Locate every line below that contains the word "其余通知将直接进入操作中心" and copy it.

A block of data

[BEGIN]

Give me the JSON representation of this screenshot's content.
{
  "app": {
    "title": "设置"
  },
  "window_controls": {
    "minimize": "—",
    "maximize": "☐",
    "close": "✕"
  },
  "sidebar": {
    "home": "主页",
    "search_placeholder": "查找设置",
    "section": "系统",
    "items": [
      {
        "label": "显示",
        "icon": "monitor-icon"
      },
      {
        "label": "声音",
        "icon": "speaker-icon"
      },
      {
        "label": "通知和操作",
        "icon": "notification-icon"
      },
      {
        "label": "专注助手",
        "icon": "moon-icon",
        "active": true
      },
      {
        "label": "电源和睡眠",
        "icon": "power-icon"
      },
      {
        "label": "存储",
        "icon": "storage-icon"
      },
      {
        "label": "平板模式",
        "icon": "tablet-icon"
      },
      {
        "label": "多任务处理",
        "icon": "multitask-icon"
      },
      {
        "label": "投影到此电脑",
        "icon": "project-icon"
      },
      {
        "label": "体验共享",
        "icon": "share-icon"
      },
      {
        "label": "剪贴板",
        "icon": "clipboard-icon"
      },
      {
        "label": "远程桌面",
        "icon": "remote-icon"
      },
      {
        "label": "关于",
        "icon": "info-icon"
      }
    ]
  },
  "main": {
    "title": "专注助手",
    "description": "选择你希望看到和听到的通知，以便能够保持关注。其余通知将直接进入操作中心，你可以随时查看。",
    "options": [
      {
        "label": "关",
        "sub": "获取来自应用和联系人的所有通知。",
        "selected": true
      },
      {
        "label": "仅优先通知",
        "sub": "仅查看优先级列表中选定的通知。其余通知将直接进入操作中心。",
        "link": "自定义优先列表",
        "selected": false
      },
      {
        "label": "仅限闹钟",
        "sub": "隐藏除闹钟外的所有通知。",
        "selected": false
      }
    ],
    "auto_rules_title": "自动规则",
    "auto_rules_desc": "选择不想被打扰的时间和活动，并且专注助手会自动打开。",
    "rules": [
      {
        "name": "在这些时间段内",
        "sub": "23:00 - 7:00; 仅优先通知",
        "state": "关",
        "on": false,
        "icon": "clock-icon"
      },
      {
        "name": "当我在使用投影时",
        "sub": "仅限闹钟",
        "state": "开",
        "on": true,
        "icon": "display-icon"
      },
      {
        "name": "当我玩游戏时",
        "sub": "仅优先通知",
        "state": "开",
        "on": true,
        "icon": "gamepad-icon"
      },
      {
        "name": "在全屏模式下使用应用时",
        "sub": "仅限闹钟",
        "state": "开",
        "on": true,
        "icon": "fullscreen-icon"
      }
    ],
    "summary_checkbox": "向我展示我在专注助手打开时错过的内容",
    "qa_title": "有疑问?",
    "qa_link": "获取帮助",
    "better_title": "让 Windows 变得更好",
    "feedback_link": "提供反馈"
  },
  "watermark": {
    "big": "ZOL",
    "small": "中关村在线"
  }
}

[END]

**Worked solution**.
    "description": "选择你希望看到和听到的通知，以便能够保持关注。其余通知将直接进入操作中心，你可以随时查看。",
        "sub": "仅查看优先级列表中选定的通知。其余通知将直接进入操作中心。",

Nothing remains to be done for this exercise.